[START OF Given entries]

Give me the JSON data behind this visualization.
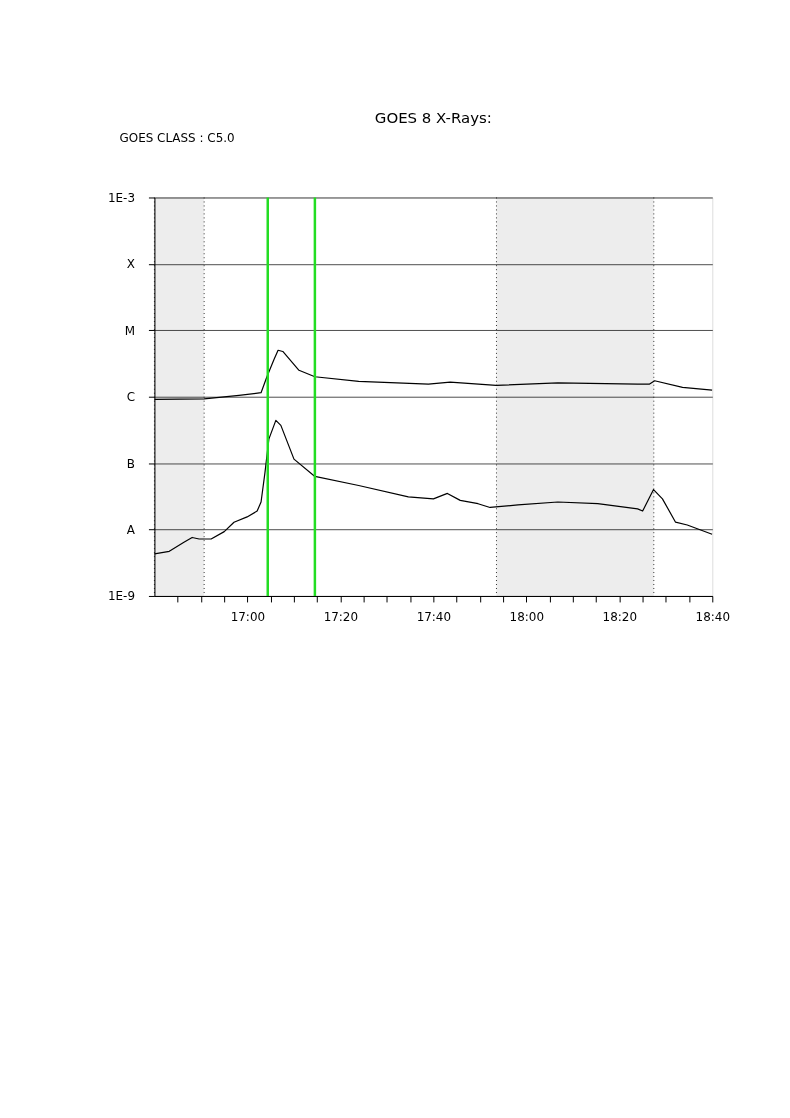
{
  "chart_data": {
    "type": "line",
    "title": "GOES 8 X-Rays:",
    "annotations": [
      "GOES CLASS : C5.0"
    ],
    "xlim": [
      16.6667,
      18.6667
    ],
    "xticks": [
      {
        "value": 16.75,
        "label": null
      },
      {
        "value": 16.8333,
        "label": null
      },
      {
        "value": 16.9167,
        "label": null
      },
      {
        "value": 17,
        "label": "17:00"
      },
      {
        "value": 17.0833,
        "label": null
      },
      {
        "value": 17.1667,
        "label": null
      },
      {
        "value": 17.25,
        "label": null
      },
      {
        "value": 17.3333,
        "label": "17:20"
      },
      {
        "value": 17.4167,
        "label": null
      },
      {
        "value": 17.5,
        "label": null
      },
      {
        "value": 17.5833,
        "label": null
      },
      {
        "value": 17.6667,
        "label": "17:40"
      },
      {
        "value": 17.75,
        "label": null
      },
      {
        "value": 17.8333,
        "label": null
      },
      {
        "value": 17.9167,
        "label": null
      },
      {
        "value": 18,
        "label": "18:00"
      },
      {
        "value": 18.0833,
        "label": null
      },
      {
        "value": 18.1667,
        "label": null
      },
      {
        "value": 18.25,
        "label": null
      },
      {
        "value": 18.3333,
        "label": "18:20"
      },
      {
        "value": 18.4167,
        "label": null
      },
      {
        "value": 18.5,
        "label": null
      },
      {
        "value": 18.5833,
        "label": null
      },
      {
        "value": 18.6667,
        "label": "18:40"
      }
    ],
    "ylim": [
      1e-09,
      0.001
    ],
    "log": true,
    "yticks": [
      {
        "value": 1e-09,
        "label": "1E-9"
      },
      {
        "value": 1e-08,
        "label": "A"
      },
      {
        "value": 1e-07,
        "label": "B"
      },
      {
        "value": 1e-06,
        "label": "C"
      },
      {
        "value": 1e-05,
        "label": "M"
      },
      {
        "value": 0.0001,
        "label": "X"
      },
      {
        "value": 0.001,
        "label": "1E-3"
      }
    ],
    "grid": "y",
    "line_style": "solid",
    "series": [
      {
        "color": "#000000",
        "x": [
          16.667,
          16.845,
          16.97,
          17.049,
          17.07,
          17.095,
          17.11,
          17.127,
          17.185,
          17.242,
          17.399,
          17.649,
          17.727,
          17.892,
          18.113,
          18.399,
          18.442,
          18.46,
          18.56,
          18.666
        ],
        "values": [
          9.1e-07,
          9.3e-07,
          1.05e-06,
          1.15e-06,
          2e-06,
          3.6e-06,
          5e-06,
          4.8e-06,
          2.5e-06,
          2e-06,
          1.7e-06,
          1.55e-06,
          1.66e-06,
          1.48e-06,
          1.62e-06,
          1.55e-06,
          1.55e-06,
          1.74e-06,
          1.38e-06,
          1.26e-06
        ]
      },
      {
        "color": "#000000",
        "x": [
          16.667,
          16.72,
          16.774,
          16.802,
          16.827,
          16.87,
          16.917,
          16.952,
          16.999,
          17.035,
          17.049,
          17.063,
          17.077,
          17.102,
          17.12,
          17.167,
          17.242,
          17.399,
          17.577,
          17.667,
          17.717,
          17.763,
          17.827,
          17.87,
          17.97,
          18.113,
          18.256,
          18.399,
          18.417,
          18.456,
          18.488,
          18.535,
          18.577,
          18.666
        ],
        "values": [
          4.3e-09,
          4.7e-09,
          6.5e-09,
          7.6e-09,
          7.2e-09,
          7.2e-09,
          9.3e-09,
          1.29e-08,
          1.55e-08,
          1.9e-08,
          2.6e-08,
          7.2e-08,
          2.3e-07,
          4.4e-07,
          3.7e-07,
          1.15e-07,
          6.3e-08,
          4.6e-08,
          3.1e-08,
          2.9e-08,
          3.5e-08,
          2.75e-08,
          2.45e-08,
          2.15e-08,
          2.35e-08,
          2.6e-08,
          2.45e-08,
          2.05e-08,
          1.9e-08,
          4e-08,
          2.9e-08,
          1.29e-08,
          1.17e-08,
          8.5e-09
        ]
      }
    ],
    "ref_lines": [
      {
        "axis": "x",
        "value": 17.073,
        "color": "#22dd22"
      },
      {
        "axis": "x",
        "value": 17.242,
        "color": "#22dd22"
      }
    ],
    "bands": [
      {
        "axis": "x",
        "from": 16.6667,
        "to": 16.845
      },
      {
        "axis": "x",
        "from": 17.893,
        "to": 18.457
      }
    ]
  }
}
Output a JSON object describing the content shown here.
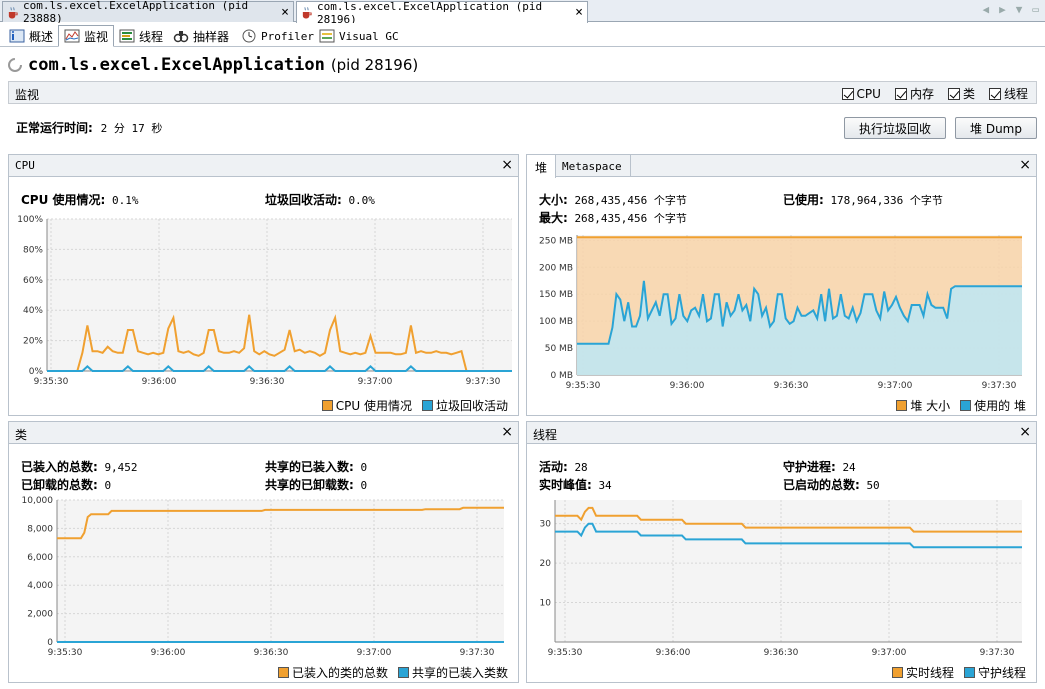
{
  "document_tabs": [
    {
      "label": "com.ls.excel.ExcelApplication (pid 23888)"
    },
    {
      "label": "com.ls.excel.ExcelApplication (pid 28196)"
    }
  ],
  "sub_tabs": [
    {
      "label": "概述"
    },
    {
      "label": "监视"
    },
    {
      "label": "线程"
    },
    {
      "label": "抽样器"
    },
    {
      "label": "Profiler"
    },
    {
      "label": "Visual GC"
    }
  ],
  "app": {
    "name": "com.ls.excel.ExcelApplication",
    "pid": "(pid 28196)"
  },
  "monitor": {
    "label": "监视",
    "checkboxes": [
      {
        "label": "CPU"
      },
      {
        "label": "内存"
      },
      {
        "label": "类"
      },
      {
        "label": "线程"
      }
    ]
  },
  "uptime": {
    "label": "正常运行时间:",
    "value": "2 分 17 秒"
  },
  "buttons": {
    "gc": "执行垃圾回收",
    "heap_dump": "堆 Dump"
  },
  "cpu_panel": {
    "title": "CPU",
    "usage_label": "CPU 使用情况:",
    "usage_value": "0.1%",
    "gc_label": "垃圾回收活动:",
    "gc_value": "0.0%",
    "legend": [
      "CPU 使用情况",
      "垃圾回收活动"
    ]
  },
  "heap_panel": {
    "tabs": [
      "堆",
      "Metaspace"
    ],
    "size_label": "大小:",
    "size_value": "268,435,456 个字节",
    "max_label": "最大:",
    "max_value": "268,435,456 个字节",
    "used_label": "已使用:",
    "used_value": "178,964,336 个字节",
    "legend": [
      "堆 大小",
      "使用的 堆"
    ]
  },
  "classes_panel": {
    "title": "类",
    "loaded_label": "已装入的总数:",
    "loaded_value": "9,452",
    "unloaded_label": "已卸载的总数:",
    "unloaded_value": "0",
    "shared_loaded_label": "共享的已装入数:",
    "shared_loaded_value": "0",
    "shared_unloaded_label": "共享的已卸载数:",
    "shared_unloaded_value": "0",
    "legend": [
      "已装入的类的总数",
      "共享的已装入类数"
    ]
  },
  "threads_panel": {
    "title": "线程",
    "live_label": "活动:",
    "live_value": "28",
    "peak_label": "实时峰值:",
    "peak_value": "34",
    "daemon_label": "守护进程:",
    "daemon_value": "24",
    "started_label": "已启动的总数:",
    "started_value": "50",
    "legend": [
      "实时线程",
      "守护线程"
    ]
  },
  "colors": {
    "orange": "#f0a030",
    "blue": "#2aa4d5",
    "orange_fill": "#f8d3a8",
    "blue_fill": "#bde6f5"
  },
  "chart_data": [
    {
      "type": "line",
      "name": "cpu",
      "x_ticks": [
        "9:35:30",
        "9:36:00",
        "9:36:30",
        "9:37:00",
        "9:37:30"
      ],
      "x": [
        0,
        3,
        6,
        9,
        12,
        15,
        18,
        21,
        24,
        27,
        30,
        33,
        36,
        39,
        42,
        45,
        48,
        51,
        54,
        57,
        60,
        63,
        66,
        69,
        72,
        75,
        78,
        81,
        84,
        87,
        90,
        93,
        96,
        99,
        102,
        105,
        108,
        111,
        114,
        117,
        120,
        123,
        126,
        129,
        132,
        135,
        138,
        141,
        144,
        147,
        150,
        153,
        156,
        159,
        162,
        165,
        168,
        171,
        174,
        177,
        180,
        183,
        186,
        189,
        192,
        195,
        198,
        201,
        204,
        207,
        210,
        213,
        216,
        219,
        222,
        225,
        228,
        231,
        234,
        237,
        240,
        243,
        246,
        249,
        252,
        255,
        258,
        261,
        264,
        267,
        270,
        273,
        276
      ],
      "series": [
        {
          "name": "CPU 使用情况",
          "values": [
            0,
            0,
            0,
            0,
            0,
            0,
            0,
            12,
            30,
            13,
            13,
            12,
            16,
            13,
            12,
            12,
            27,
            27,
            13,
            12,
            11,
            12,
            11,
            12,
            28,
            35,
            13,
            12,
            13,
            11,
            10,
            12,
            27,
            27,
            13,
            12,
            12,
            13,
            12,
            15,
            37,
            13,
            11,
            13,
            11,
            10,
            12,
            14,
            27,
            13,
            14,
            12,
            13,
            12,
            10,
            12,
            27,
            35,
            13,
            12,
            11,
            12,
            11,
            12,
            23,
            12,
            12,
            12,
            12,
            11,
            11,
            12,
            30,
            12,
            13,
            12,
            12,
            13,
            12,
            12,
            11,
            12,
            13,
            0,
            0,
            0,
            0,
            0,
            0,
            0,
            0,
            0,
            0
          ]
        },
        {
          "name": "垃圾回收活动",
          "values": [
            0,
            0,
            0,
            0,
            0,
            0,
            0,
            0,
            3,
            0,
            0,
            0,
            0,
            0,
            0,
            0,
            3,
            0,
            0,
            0,
            0,
            0,
            0,
            0,
            3,
            0,
            0,
            0,
            0,
            0,
            0,
            0,
            3,
            0,
            0,
            0,
            0,
            0,
            0,
            0,
            3,
            0,
            0,
            0,
            0,
            0,
            0,
            0,
            3,
            0,
            0,
            0,
            0,
            0,
            0,
            0,
            3,
            0,
            0,
            0,
            0,
            0,
            0,
            0,
            3,
            0,
            0,
            0,
            0,
            0,
            0,
            0,
            3,
            0,
            0,
            0,
            0,
            0,
            0,
            0,
            0,
            0,
            0,
            0,
            0,
            0,
            0,
            0,
            0,
            0,
            0,
            0,
            0
          ]
        }
      ],
      "y_ticks": [
        "0%",
        "20%",
        "40%",
        "60%",
        "80%",
        "100%"
      ],
      "ylim": [
        0,
        100
      ]
    },
    {
      "type": "area",
      "name": "heap",
      "x_ticks": [
        "9:35:30",
        "9:36:00",
        "9:36:30",
        "9:37:00",
        "9:37:30"
      ],
      "x": [
        0,
        8,
        9,
        10,
        11,
        12,
        13,
        14,
        15,
        16,
        17,
        18,
        19,
        20,
        21,
        22,
        23,
        24,
        25,
        26,
        27,
        28,
        29,
        30,
        31,
        32,
        33,
        34,
        35,
        36,
        37,
        38,
        39,
        40,
        41,
        42,
        43,
        44,
        45,
        46,
        47,
        48,
        49,
        50,
        51,
        52,
        53,
        54,
        55,
        56,
        57,
        58,
        59,
        60,
        61,
        62,
        63,
        64,
        65,
        66,
        67,
        68,
        69,
        70,
        71,
        72,
        73,
        74,
        75,
        76,
        77,
        78,
        79,
        80,
        81,
        82,
        83,
        84,
        85,
        86,
        87,
        88,
        89,
        90,
        91,
        92,
        93,
        94,
        95,
        96,
        97,
        98,
        99,
        100,
        101,
        102,
        103,
        104,
        105,
        106,
        107,
        108,
        109,
        110,
        111,
        112,
        113
      ],
      "series": [
        {
          "name": "堆 大小",
          "values": [
            256,
            256,
            256,
            256,
            256,
            256,
            256,
            256,
            256,
            256,
            256,
            256,
            256,
            256,
            256,
            256,
            256,
            256,
            256,
            256,
            256,
            256,
            256,
            256,
            256,
            256,
            256,
            256,
            256,
            256,
            256,
            256,
            256,
            256,
            256,
            256,
            256,
            256,
            256,
            256,
            256,
            256,
            256,
            256,
            256,
            256,
            256,
            256,
            256,
            256,
            256,
            256,
            256,
            256,
            256,
            256,
            256,
            256,
            256,
            256,
            256,
            256,
            256,
            256,
            256,
            256,
            256,
            256,
            256,
            256,
            256,
            256,
            256,
            256,
            256,
            256,
            256,
            256,
            256,
            256,
            256,
            256,
            256,
            256,
            256,
            256,
            256,
            256,
            256,
            256,
            256,
            256,
            256,
            256,
            256,
            256,
            256,
            256,
            256,
            256,
            256,
            256,
            256,
            256,
            256,
            256,
            256
          ]
        },
        {
          "name": "使用的 堆",
          "values": [
            58,
            58,
            88,
            150,
            140,
            100,
            135,
            90,
            90,
            110,
            175,
            105,
            120,
            135,
            110,
            150,
            150,
            95,
            105,
            150,
            110,
            100,
            120,
            125,
            110,
            150,
            100,
            105,
            150,
            150,
            90,
            135,
            110,
            120,
            150,
            120,
            130,
            100,
            160,
            150,
            110,
            125,
            90,
            100,
            150,
            150,
            105,
            95,
            100,
            125,
            110,
            110,
            115,
            120,
            105,
            150,
            100,
            160,
            105,
            110,
            150,
            110,
            105,
            125,
            100,
            115,
            150,
            150,
            150,
            120,
            105,
            155,
            120,
            130,
            145,
            125,
            110,
            100,
            130,
            130,
            130,
            110,
            150,
            130,
            125,
            125,
            125,
            105,
            160,
            165,
            165,
            165,
            165,
            165,
            165,
            165,
            165,
            165,
            165,
            165,
            165,
            165,
            165,
            165,
            165,
            165,
            165
          ]
        }
      ],
      "y_ticks": [
        "0 MB",
        "50 MB",
        "100 MB",
        "150 MB",
        "200 MB",
        "250 MB"
      ],
      "ylim": [
        0,
        260
      ]
    },
    {
      "type": "line",
      "name": "classes",
      "x_ticks": [
        "9:35:30",
        "9:36:00",
        "9:36:30",
        "9:37:00",
        "9:37:30"
      ],
      "series": [
        {
          "name": "已装入的类的总数",
          "values": [
            [
              0,
              7300
            ],
            [
              7,
              7300
            ],
            [
              8,
              7700
            ],
            [
              9,
              8800
            ],
            [
              10,
              9000
            ],
            [
              15,
              9000
            ],
            [
              16,
              9230
            ],
            [
              60,
              9230
            ],
            [
              61,
              9300
            ],
            [
              107,
              9300
            ],
            [
              108,
              9350
            ],
            [
              118,
              9350
            ],
            [
              119,
              9452
            ],
            [
              131,
              9452
            ]
          ]
        },
        {
          "name": "共享的已装入类数",
          "values": [
            [
              0,
              0
            ],
            [
              131,
              0
            ]
          ]
        }
      ],
      "y_ticks": [
        "0",
        "2,000",
        "4,000",
        "6,000",
        "8,000",
        "10,000"
      ],
      "ylim": [
        0,
        10000
      ]
    },
    {
      "type": "line",
      "name": "threads",
      "x_ticks": [
        "9:35:30",
        "9:36:00",
        "9:36:30",
        "9:37:00",
        "9:37:30"
      ],
      "series": [
        {
          "name": "实时线程",
          "values": [
            [
              0,
              32
            ],
            [
              6,
              32
            ],
            [
              7,
              31
            ],
            [
              8,
              33
            ],
            [
              9,
              34
            ],
            [
              10,
              34
            ],
            [
              11,
              32
            ],
            [
              22,
              32
            ],
            [
              23,
              31
            ],
            [
              34,
              31
            ],
            [
              35,
              30
            ],
            [
              50,
              30
            ],
            [
              51,
              29
            ],
            [
              95,
              29
            ],
            [
              96,
              28
            ],
            [
              125,
              28
            ]
          ]
        },
        {
          "name": "守护线程",
          "values": [
            [
              0,
              28
            ],
            [
              6,
              28
            ],
            [
              7,
              27
            ],
            [
              8,
              29
            ],
            [
              9,
              30
            ],
            [
              10,
              30
            ],
            [
              11,
              28
            ],
            [
              22,
              28
            ],
            [
              23,
              27
            ],
            [
              34,
              27
            ],
            [
              35,
              26
            ],
            [
              50,
              26
            ],
            [
              51,
              25
            ],
            [
              95,
              25
            ],
            [
              96,
              24
            ],
            [
              125,
              24
            ]
          ]
        }
      ],
      "y_ticks": [
        "10",
        "20",
        "30"
      ],
      "ylim": [
        0,
        36
      ]
    }
  ]
}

[END OF Given entries]

*What is being asked:* Pick out the lines that have the word "excel". Copy them all.

*Task output:*
      "label": "com.ls.excel.ExcelApplication (pid 23888)"
      "label": "com.ls.excel.ExcelApplication (pid 28196)"
    "name": "com.ls.excel.ExcelApplication",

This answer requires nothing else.